Each line in the entries below that holds the string "brutto" is to be listed.

◆ Stored records ◆
------------------------------------------------------------------------

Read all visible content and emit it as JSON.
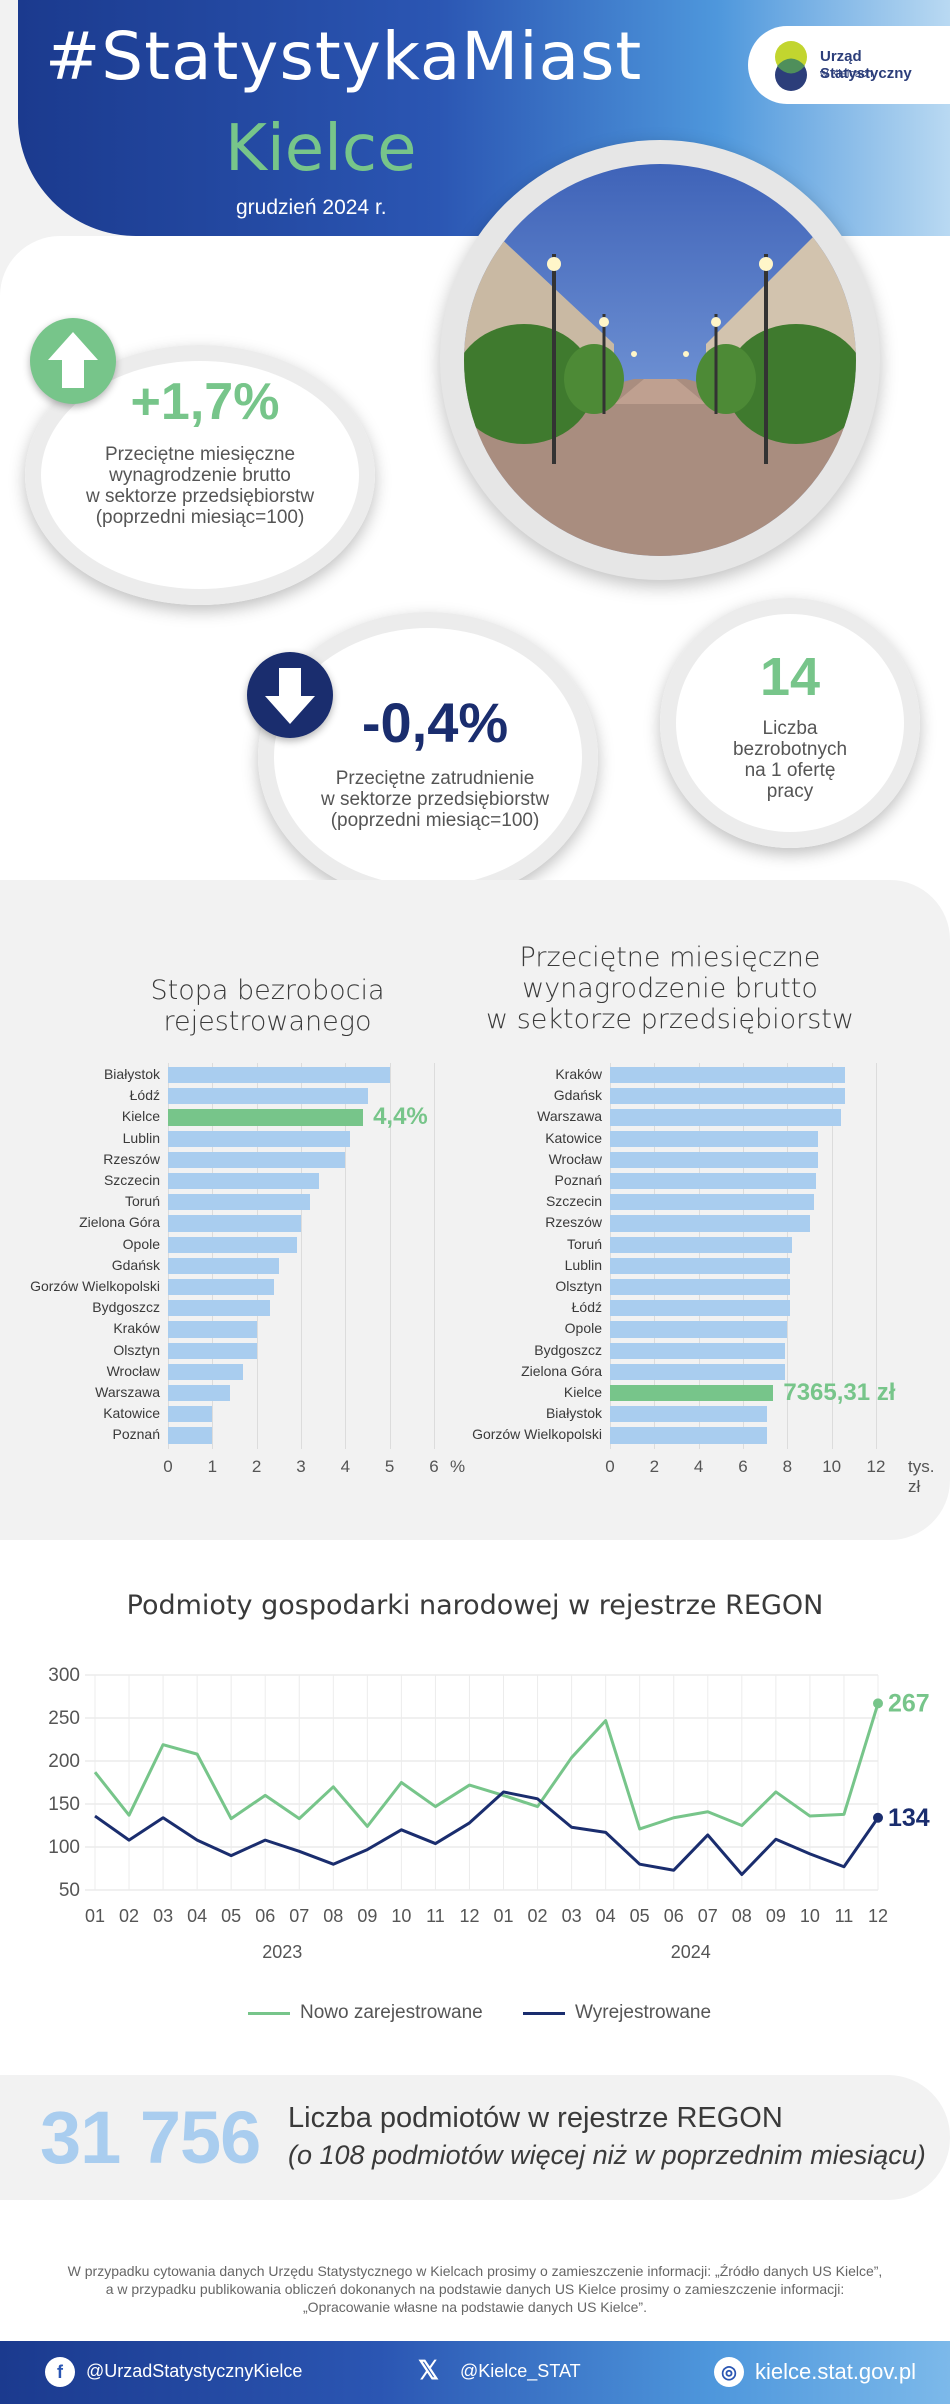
{
  "header": {
    "title": "#StatystykaMiast",
    "city": "Kielce",
    "date": "grudzień 2024 r.",
    "logo_line1": "Urząd Statystyczny",
    "logo_line2": "w Kielcach"
  },
  "kpi": {
    "wage": {
      "value": "+1,7%",
      "line1": "Przeciętne miesięczne",
      "line2": "wynagrodzenie brutto",
      "line3": "w sektorze przedsiębiorstw",
      "line4": "(poprzedni miesiąc=100)"
    },
    "employment": {
      "value": "-0,4%",
      "line1": "Przeciętne zatrudnienie",
      "line2": "w sektorze przedsiębiorstw",
      "line3": "(poprzedni miesiąc=100)"
    },
    "unemployed": {
      "value": "14",
      "line1": "Liczba",
      "line2": "bezrobotnych",
      "line3": "na 1 ofertę",
      "line4": "pracy"
    }
  },
  "chart_data": [
    {
      "type": "bar",
      "title": "Stopa bezrobocia rejestrowanego",
      "title_line1": "Stopa bezrobocia",
      "title_line2": "rejestrowanego",
      "categories": [
        "Białystok",
        "Łódź",
        "Kielce",
        "Lublin",
        "Rzeszów",
        "Szczecin",
        "Toruń",
        "Zielona Góra",
        "Opole",
        "Gdańsk",
        "Gorzów Wielkopolski",
        "Bydgoszcz",
        "Kraków",
        "Olsztyn",
        "Wrocław",
        "Warszawa",
        "Katowice",
        "Poznań"
      ],
      "values": [
        5.0,
        4.5,
        4.4,
        4.1,
        4.0,
        3.4,
        3.2,
        3.0,
        2.9,
        2.5,
        2.4,
        2.3,
        2.0,
        2.0,
        1.7,
        1.4,
        1.0,
        1.0
      ],
      "highlight": "Kielce",
      "highlight_label": "4,4%",
      "xticks": [
        "0",
        "1",
        "2",
        "3",
        "4",
        "5",
        "6"
      ],
      "xunit": "%",
      "xlim": [
        0,
        6
      ],
      "bar_color": "#a9cdef",
      "highlight_color": "#77c58a"
    },
    {
      "type": "bar",
      "title": "Przeciętne miesięczne wynagrodzenie brutto w sektorze przedsiębiorstw",
      "title_line1": "Przeciętne miesięczne",
      "title_line2": "wynagrodzenie brutto",
      "title_line3": "w sektorze przedsiębiorstw",
      "categories": [
        "Kraków",
        "Gdańsk",
        "Warszawa",
        "Katowice",
        "Wrocław",
        "Poznań",
        "Szczecin",
        "Rzeszów",
        "Toruń",
        "Lublin",
        "Olsztyn",
        "Łódź",
        "Opole",
        "Bydgoszcz",
        "Zielona Góra",
        "Kielce",
        "Białystok",
        "Gorzów Wielkopolski"
      ],
      "values": [
        10.6,
        10.6,
        10.4,
        9.4,
        9.4,
        9.3,
        9.2,
        9.0,
        8.2,
        8.1,
        8.1,
        8.1,
        8.0,
        7.9,
        7.9,
        7.37,
        7.1,
        7.1
      ],
      "highlight": "Kielce",
      "highlight_label": "7365,31 zł",
      "xticks": [
        "0",
        "2",
        "4",
        "6",
        "8",
        "10",
        "12"
      ],
      "xunit": "tys. zł",
      "xlim": [
        0,
        12
      ],
      "bar_color": "#a9cdef",
      "highlight_color": "#77c58a"
    },
    {
      "type": "line",
      "title": "Podmioty gospodarki narodowej w rejestrze REGON",
      "x": [
        "01",
        "02",
        "03",
        "04",
        "05",
        "06",
        "07",
        "08",
        "09",
        "10",
        "11",
        "12",
        "01",
        "02",
        "03",
        "04",
        "05",
        "06",
        "07",
        "08",
        "09",
        "10",
        "11",
        "12"
      ],
      "years": [
        "2023",
        "2024"
      ],
      "ylim": [
        50,
        300
      ],
      "yticks": [
        "300",
        "250",
        "200",
        "150",
        "100",
        "50"
      ],
      "series": [
        {
          "name": "Nowo zarejestrowane",
          "color": "#77c58a",
          "values": [
            187,
            137,
            219,
            208,
            133,
            160,
            133,
            170,
            124,
            175,
            147,
            172,
            160,
            147,
            204,
            247,
            121,
            134,
            141,
            125,
            164,
            136,
            138,
            267
          ]
        },
        {
          "name": "Wyrejestrowane",
          "color": "#1a2d6e",
          "values": [
            136,
            108,
            134,
            108,
            90,
            108,
            95,
            80,
            97,
            120,
            104,
            128,
            164,
            156,
            123,
            117,
            80,
            73,
            114,
            68,
            109,
            92,
            77,
            134
          ]
        }
      ],
      "end_labels": [
        "267",
        "134"
      ]
    }
  ],
  "summary": {
    "number": "31 756",
    "line1": "Liczba podmiotów w rejestrze REGON",
    "line2": "(o 108 podmiotów więcej niż w poprzednim miesiącu)"
  },
  "footnote": {
    "line1": "W przypadku cytowania danych Urzędu Statystycznego w Kielcach prosimy o zamieszczenie informacji: „Źródło danych US Kielce”,",
    "line2": "a w przypadku publikowania obliczeń dokonanych na podstawie danych US Kielce prosimy o zamieszczenie informacji:",
    "line3": "„Opracowanie własne na podstawie danych US Kielce”."
  },
  "footer": {
    "facebook": "@UrzadStatystycznyKielce",
    "x": "@Kielce_STAT",
    "web": "kielce.stat.gov.pl"
  }
}
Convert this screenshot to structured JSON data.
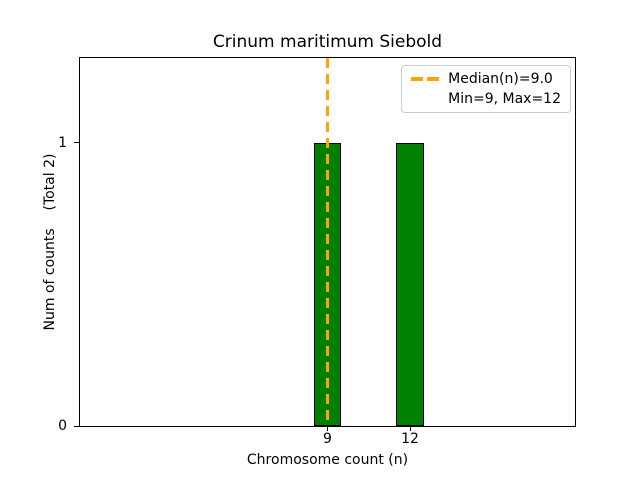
{
  "chart_data": {
    "type": "bar",
    "title": "Crinum maritimum Siebold",
    "xlabel": "Chromosome count (n)",
    "ylabel": "Num of counts    (Total 2)",
    "x": [
      9,
      12
    ],
    "values": [
      1,
      1
    ],
    "total": 2,
    "bar_width": 1,
    "xlim": [
      0,
      18
    ],
    "ylim": [
      0,
      1.3
    ],
    "xticks": [
      9,
      12
    ],
    "yticks": [
      0,
      1
    ],
    "grid": false,
    "median": 9.0,
    "min": 9,
    "max": 12,
    "colors": {
      "bar_fill": "#008000",
      "bar_edge": "#000000",
      "median_line": "#FFA500",
      "legend_border": "#cccccc",
      "axis": "#000000",
      "background": "#ffffff"
    },
    "legend": {
      "position": "upper right",
      "entries": [
        {
          "label": "Median(n)=9.0",
          "marker": "orange-dashed-line"
        },
        {
          "label": "Min=9, Max=12",
          "marker": "none"
        }
      ]
    }
  }
}
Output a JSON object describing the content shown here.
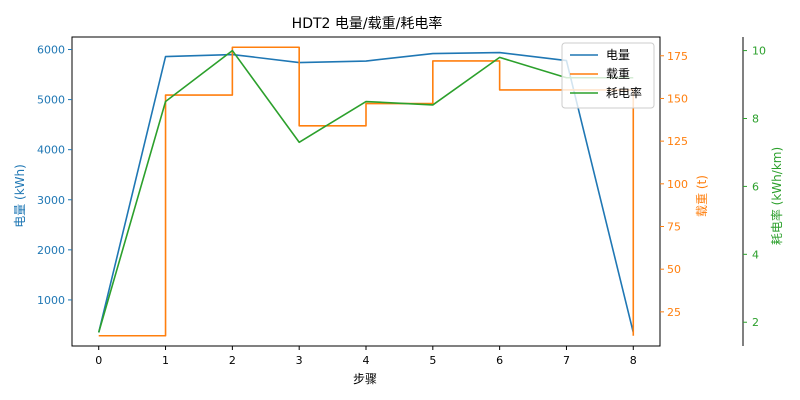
{
  "chart_data": {
    "type": "line",
    "title": "HDT2 电量/载重/耗电率",
    "xlabel": "步骤",
    "x": [
      0,
      1,
      2,
      3,
      4,
      5,
      6,
      7,
      8
    ],
    "xticks": [
      "0",
      "1",
      "2",
      "3",
      "4",
      "5",
      "6",
      "7",
      "8"
    ],
    "legend_position": "top-right",
    "axes": {
      "y_left": {
        "label": "电量 (kWh)",
        "lim": [
          80,
          6250
        ],
        "ticks": [
          1000,
          2000,
          3000,
          4000,
          5000,
          6000
        ],
        "color": "#1f77b4"
      },
      "y_right": {
        "label": "载重 (t)",
        "lim": [
          5,
          186
        ],
        "ticks": [
          25,
          50,
          75,
          100,
          125,
          150,
          175
        ],
        "color": "#ff7f0e"
      },
      "y_right2": {
        "label": "耗电率 (kWh/km)",
        "lim": [
          1.3,
          10.4
        ],
        "ticks": [
          2,
          4,
          6,
          8,
          10
        ],
        "color": "#2ca02c"
      }
    },
    "series": [
      {
        "name": "电量",
        "axis": "y_left",
        "color": "#1f77b4",
        "step": false,
        "values": [
          350,
          5860,
          5900,
          5740,
          5770,
          5920,
          5940,
          5780,
          350
        ]
      },
      {
        "name": "载重",
        "axis": "y_right",
        "color": "#ff7f0e",
        "step": true,
        "values": [
          11,
          152,
          180,
          134,
          147,
          172,
          155,
          155,
          11
        ]
      },
      {
        "name": "耗电率",
        "axis": "y_right2",
        "color": "#2ca02c",
        "step": false,
        "values": [
          1.7,
          8.5,
          10.0,
          7.3,
          8.5,
          8.4,
          9.8,
          9.2,
          9.2
        ]
      }
    ]
  }
}
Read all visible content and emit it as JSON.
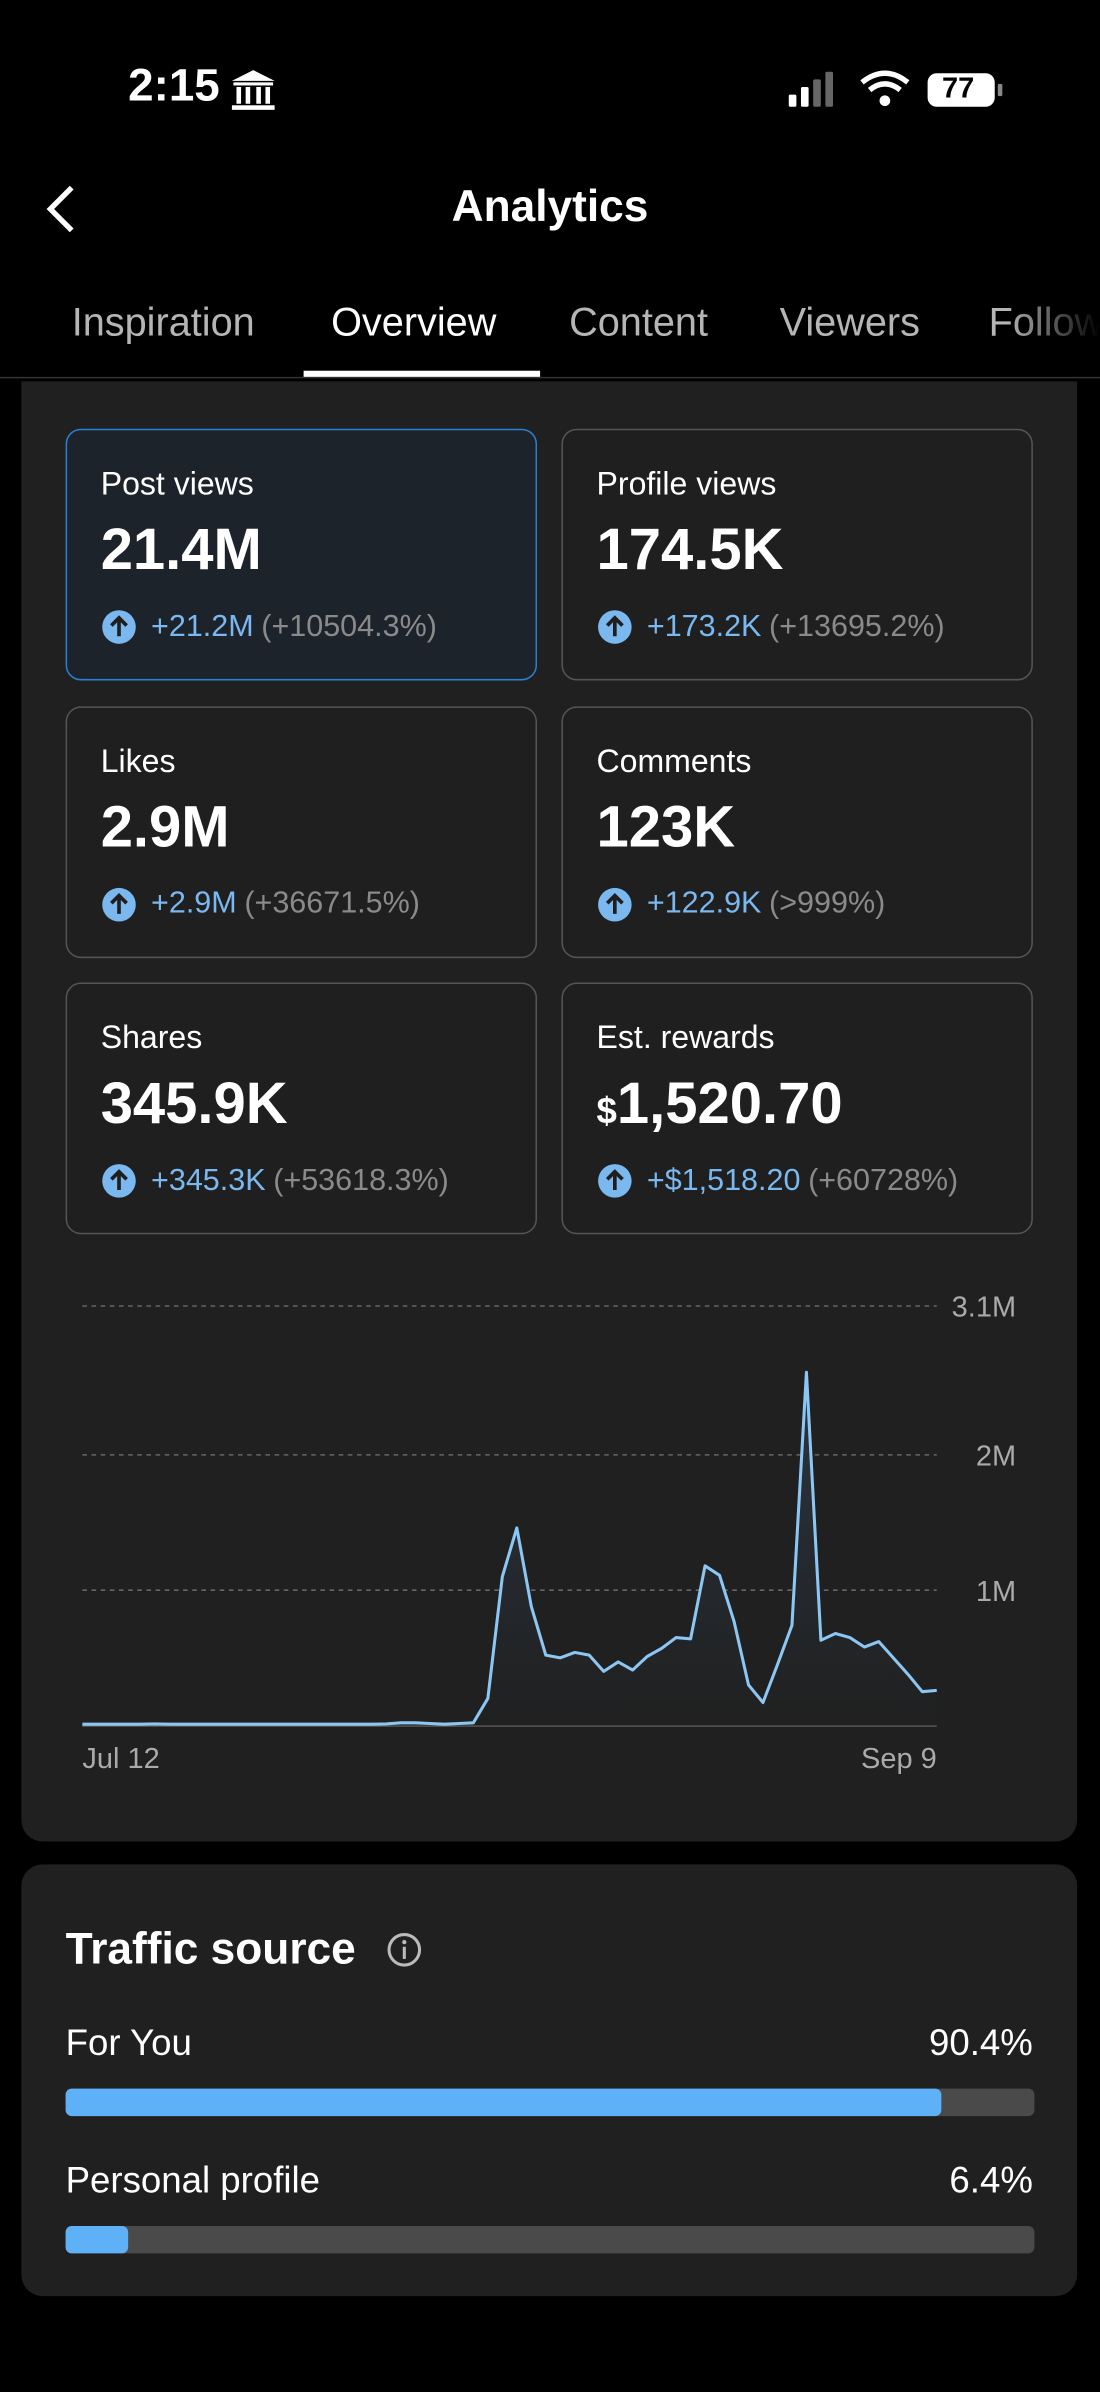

------------------------------------------------------------------------

◆ Result ◆
      "line2": "wynagrodzenie brutto",
      "title": "Przeciętne miesięczne wynagrodzenie brutto w sektorze przedsiębiorstw",
      "title_line2": "wynagrodzenie brutto",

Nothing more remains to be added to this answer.